■ **EXERCISE**:
Copy each line that contains the string "wäre", taking them from the material.

■ **MATERIAL FOR THIS EXERCISE**:
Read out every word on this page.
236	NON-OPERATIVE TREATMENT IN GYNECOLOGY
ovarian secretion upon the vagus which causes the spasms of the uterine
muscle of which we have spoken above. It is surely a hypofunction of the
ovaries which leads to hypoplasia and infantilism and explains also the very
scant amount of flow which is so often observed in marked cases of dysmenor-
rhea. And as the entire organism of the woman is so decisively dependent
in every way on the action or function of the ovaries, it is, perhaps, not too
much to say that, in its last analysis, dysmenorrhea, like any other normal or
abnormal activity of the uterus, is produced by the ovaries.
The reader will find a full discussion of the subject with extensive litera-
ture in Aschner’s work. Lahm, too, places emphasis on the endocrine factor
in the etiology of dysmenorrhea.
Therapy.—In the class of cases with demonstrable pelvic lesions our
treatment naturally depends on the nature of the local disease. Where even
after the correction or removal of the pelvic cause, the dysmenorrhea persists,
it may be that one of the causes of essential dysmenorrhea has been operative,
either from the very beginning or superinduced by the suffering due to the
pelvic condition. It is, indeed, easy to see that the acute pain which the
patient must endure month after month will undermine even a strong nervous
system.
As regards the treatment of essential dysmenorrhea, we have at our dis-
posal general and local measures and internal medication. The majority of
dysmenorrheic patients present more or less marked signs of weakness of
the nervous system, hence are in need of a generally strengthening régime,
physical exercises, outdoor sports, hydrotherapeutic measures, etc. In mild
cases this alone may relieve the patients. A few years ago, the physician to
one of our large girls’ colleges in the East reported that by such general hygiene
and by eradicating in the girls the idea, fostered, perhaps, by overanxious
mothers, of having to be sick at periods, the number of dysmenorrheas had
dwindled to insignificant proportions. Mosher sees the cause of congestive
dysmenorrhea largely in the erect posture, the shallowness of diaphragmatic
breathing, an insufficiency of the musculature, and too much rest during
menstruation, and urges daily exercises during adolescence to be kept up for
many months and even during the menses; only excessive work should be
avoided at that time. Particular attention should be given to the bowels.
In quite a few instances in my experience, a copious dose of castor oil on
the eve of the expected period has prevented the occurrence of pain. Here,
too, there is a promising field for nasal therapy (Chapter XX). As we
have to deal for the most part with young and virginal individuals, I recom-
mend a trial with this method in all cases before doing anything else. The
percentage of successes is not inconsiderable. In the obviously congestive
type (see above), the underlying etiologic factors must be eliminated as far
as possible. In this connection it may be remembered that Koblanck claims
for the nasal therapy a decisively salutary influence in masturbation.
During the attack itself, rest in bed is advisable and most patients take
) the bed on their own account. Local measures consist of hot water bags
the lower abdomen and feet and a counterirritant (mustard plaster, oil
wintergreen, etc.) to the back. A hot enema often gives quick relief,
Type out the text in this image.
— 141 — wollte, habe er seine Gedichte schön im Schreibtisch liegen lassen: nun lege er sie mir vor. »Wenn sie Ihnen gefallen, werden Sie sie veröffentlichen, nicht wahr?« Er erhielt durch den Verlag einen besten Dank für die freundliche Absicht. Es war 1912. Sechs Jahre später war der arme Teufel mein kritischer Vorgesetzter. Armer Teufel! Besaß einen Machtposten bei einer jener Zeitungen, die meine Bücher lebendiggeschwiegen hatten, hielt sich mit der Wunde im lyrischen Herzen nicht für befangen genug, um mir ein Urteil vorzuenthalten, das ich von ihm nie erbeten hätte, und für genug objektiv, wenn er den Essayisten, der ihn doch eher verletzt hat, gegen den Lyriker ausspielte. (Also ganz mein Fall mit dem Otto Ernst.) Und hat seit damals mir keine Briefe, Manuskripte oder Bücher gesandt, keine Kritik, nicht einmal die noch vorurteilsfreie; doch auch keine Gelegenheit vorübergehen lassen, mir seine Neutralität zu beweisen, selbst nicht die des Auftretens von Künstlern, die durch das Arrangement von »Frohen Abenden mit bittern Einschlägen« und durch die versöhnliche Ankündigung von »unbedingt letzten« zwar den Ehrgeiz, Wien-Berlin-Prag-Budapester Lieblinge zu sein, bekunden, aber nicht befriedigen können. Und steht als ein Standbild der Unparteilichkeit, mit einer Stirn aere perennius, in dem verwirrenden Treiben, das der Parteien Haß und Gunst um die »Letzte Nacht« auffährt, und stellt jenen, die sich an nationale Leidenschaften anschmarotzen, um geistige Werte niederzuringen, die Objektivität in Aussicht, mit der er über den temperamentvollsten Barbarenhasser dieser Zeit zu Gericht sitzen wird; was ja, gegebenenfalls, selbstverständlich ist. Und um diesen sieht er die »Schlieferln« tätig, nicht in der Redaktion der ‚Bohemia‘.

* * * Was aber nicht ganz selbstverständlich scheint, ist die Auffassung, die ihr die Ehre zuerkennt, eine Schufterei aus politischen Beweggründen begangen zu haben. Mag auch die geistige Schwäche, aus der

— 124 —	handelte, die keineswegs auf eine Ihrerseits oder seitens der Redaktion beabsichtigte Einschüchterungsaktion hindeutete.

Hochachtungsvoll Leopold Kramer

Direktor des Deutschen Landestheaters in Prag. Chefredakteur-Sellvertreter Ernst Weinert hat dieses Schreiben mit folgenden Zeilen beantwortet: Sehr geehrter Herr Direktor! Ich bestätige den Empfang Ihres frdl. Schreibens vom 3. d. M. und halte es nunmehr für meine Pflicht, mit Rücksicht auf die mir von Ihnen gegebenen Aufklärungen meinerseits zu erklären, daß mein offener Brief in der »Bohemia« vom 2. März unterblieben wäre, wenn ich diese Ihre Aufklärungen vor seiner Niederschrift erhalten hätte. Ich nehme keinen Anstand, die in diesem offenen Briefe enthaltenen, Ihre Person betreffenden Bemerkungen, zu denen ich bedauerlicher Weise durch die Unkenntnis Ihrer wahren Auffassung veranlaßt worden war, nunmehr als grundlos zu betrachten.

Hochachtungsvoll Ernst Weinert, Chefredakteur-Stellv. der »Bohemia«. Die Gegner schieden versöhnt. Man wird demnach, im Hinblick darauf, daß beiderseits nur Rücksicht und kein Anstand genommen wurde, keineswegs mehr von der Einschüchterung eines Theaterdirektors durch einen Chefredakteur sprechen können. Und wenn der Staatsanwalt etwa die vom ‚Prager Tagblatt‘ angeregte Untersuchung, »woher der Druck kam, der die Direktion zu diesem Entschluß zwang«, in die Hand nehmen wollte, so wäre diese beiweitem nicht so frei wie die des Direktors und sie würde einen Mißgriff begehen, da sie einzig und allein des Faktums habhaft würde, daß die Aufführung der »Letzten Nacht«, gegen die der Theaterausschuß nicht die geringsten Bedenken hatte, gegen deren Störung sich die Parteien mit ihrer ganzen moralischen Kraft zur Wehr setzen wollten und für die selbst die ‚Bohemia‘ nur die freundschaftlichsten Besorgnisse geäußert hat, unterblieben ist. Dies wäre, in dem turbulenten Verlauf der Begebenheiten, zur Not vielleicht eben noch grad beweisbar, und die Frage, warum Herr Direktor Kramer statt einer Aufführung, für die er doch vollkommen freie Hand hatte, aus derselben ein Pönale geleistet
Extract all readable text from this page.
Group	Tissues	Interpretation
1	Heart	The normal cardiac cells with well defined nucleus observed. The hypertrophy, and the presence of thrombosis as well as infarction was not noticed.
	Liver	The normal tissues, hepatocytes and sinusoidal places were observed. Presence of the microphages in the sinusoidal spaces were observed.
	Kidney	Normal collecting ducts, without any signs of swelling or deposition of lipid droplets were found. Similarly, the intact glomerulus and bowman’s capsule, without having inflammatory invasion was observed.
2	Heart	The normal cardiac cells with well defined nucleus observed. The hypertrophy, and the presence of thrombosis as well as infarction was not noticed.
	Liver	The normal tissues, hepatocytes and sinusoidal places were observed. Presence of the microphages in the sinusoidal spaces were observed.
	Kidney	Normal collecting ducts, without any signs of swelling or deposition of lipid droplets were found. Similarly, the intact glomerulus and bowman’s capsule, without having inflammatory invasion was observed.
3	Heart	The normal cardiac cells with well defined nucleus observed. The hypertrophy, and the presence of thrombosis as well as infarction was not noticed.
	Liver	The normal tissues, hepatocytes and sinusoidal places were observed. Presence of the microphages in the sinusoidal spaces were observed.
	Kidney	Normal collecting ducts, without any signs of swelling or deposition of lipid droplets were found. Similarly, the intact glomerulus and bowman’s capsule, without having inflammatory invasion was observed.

■ **WRITTEN RESPONSE**:
Direktor des Deutschen Landestheaters in Prag. Chefredakteur-Sellvertreter Ernst Weinert hat dieses Schreiben mit folgenden Zeilen beantwortet: Sehr geehrter Herr Direktor! Ich bestätige den Empfang Ihres frdl. Schreibens vom 3. d. M. und halte es nunmehr für meine Pflicht, mit Rücksicht auf die mir von Ihnen gegebenen Aufklärungen meinerseits zu erklären, daß mein offener Brief in der »Bohemia« vom 2. März unterblieben wäre, wenn ich diese Ihre Aufklärungen vor seiner Niederschrift erhalten hätte. Ich nehme keinen Anstand, die in diesem offenen Briefe enthaltenen, Ihre Person betreffenden Bemerkungen, zu denen ich bedauerlicher Weise durch die Unkenntnis Ihrer wahren Auffassung veranlaßt worden war, nunmehr als grundlos zu betrachten.
Hochachtungsvoll Ernst Weinert, Chefredakteur-Stellv. der »Bohemia«. Die Gegner schieden versöhnt. Man wird demnach, im Hinblick darauf, daß beiderseits nur Rücksicht und kein Anstand genommen wurde, keineswegs mehr von der Einschüchterung eines Theaterdirektors durch einen Chefredakteur sprechen können. Und wenn der Staatsanwalt etwa die vom ‚Prager Tagblatt‘ angeregte Untersuchung, »woher der Druck kam, der die Direktion zu diesem Entschluß zwang«, in die Hand nehmen wollte, so wäre diese beiweitem nicht so frei wie die des Direktors und sie würde einen Mißgriff begehen, da sie einzig und allein des Faktums habhaft würde, daß die Aufführung der »Letzten Nacht«, gegen die der Theaterausschuß nicht die geringsten Bedenken hatte, gegen deren Störung sich die Parteien mit ihrer ganzen moralischen Kraft zur Wehr setzen wollten und für die selbst die ‚Bohemia‘ nur die freundschaftlichsten Besorgnisse geäußert hat, unterblieben ist. Dies wäre, in dem turbulenten Verlauf der Begebenheiten, zur Not vielleicht eben noch grad beweisbar, und die Frage, warum Herr Direktor Kramer statt einer Aufführung, für die er doch vollkommen freie Hand hatte, aus derselben ein Pönale geleistet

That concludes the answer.